═══ Supplied material
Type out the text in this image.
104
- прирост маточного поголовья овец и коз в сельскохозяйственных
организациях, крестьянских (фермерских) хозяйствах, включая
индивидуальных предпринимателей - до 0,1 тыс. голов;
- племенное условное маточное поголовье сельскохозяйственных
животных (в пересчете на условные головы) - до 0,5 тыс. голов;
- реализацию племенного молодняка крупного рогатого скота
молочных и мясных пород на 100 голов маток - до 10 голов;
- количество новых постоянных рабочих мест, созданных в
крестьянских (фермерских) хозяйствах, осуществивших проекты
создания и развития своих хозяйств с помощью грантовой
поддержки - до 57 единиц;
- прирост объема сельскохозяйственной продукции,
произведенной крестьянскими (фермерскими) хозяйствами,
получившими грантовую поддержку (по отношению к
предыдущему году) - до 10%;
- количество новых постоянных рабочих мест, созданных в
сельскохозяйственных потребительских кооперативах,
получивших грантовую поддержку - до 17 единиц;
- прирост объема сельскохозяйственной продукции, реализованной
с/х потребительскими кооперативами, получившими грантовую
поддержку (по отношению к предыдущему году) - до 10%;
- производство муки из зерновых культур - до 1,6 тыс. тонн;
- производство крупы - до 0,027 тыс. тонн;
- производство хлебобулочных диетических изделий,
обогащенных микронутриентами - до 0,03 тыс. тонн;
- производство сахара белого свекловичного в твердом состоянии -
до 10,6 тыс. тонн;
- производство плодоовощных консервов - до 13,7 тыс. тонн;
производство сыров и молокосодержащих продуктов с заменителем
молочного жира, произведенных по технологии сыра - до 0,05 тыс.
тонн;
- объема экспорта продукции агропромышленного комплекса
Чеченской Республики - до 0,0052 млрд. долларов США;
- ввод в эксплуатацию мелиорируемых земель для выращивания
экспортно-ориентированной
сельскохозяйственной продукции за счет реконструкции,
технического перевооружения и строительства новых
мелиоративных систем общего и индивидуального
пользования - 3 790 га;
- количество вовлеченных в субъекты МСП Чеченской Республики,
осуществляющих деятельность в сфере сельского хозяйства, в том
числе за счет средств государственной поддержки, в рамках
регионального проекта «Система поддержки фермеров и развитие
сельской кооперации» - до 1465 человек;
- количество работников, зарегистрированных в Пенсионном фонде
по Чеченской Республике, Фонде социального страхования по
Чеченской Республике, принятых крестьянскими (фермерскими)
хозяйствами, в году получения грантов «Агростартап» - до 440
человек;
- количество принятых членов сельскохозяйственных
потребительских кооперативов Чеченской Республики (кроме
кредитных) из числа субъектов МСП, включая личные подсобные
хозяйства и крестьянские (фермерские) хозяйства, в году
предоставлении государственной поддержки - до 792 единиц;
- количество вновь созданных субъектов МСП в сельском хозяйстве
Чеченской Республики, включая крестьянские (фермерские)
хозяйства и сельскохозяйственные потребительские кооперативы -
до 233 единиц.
══════
═══ Supplied material
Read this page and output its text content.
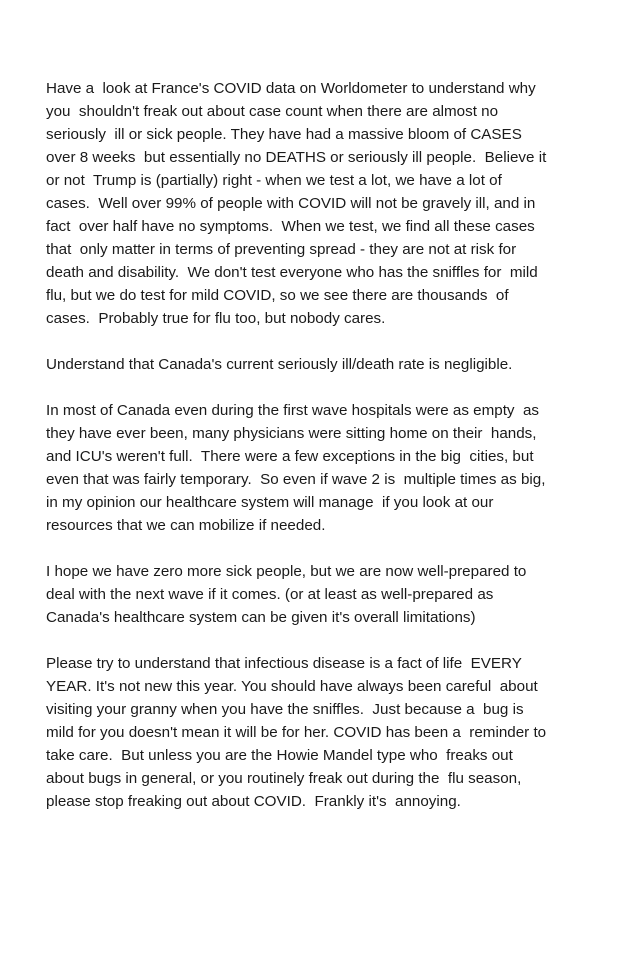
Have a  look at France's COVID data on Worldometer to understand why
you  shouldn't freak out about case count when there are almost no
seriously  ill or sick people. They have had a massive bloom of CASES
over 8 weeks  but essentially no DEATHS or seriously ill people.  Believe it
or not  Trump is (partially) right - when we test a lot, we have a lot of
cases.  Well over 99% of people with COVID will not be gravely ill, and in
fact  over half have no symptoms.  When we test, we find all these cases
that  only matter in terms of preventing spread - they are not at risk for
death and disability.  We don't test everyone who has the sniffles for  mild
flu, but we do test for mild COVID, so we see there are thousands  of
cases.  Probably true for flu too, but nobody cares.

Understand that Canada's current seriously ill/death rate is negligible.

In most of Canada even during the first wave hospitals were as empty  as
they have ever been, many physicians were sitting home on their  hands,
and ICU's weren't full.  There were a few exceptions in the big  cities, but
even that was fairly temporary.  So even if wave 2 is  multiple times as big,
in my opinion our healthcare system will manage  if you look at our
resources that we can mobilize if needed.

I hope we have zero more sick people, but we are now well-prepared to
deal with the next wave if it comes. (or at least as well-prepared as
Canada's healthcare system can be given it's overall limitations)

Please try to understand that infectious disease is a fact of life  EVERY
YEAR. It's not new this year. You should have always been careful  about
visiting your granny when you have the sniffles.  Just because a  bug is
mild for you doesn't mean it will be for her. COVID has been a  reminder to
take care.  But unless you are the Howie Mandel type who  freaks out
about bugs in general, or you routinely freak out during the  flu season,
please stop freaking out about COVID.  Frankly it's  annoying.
══════
# [Required task]
Where a line above contains the word "единиц", copy that line.

# [The solution]
поддержки - до 57 единиц;
получивших грантовую поддержку - до 17 единиц;
предоставлении государственной поддержки - до 792 единиц;
до 233 единиц.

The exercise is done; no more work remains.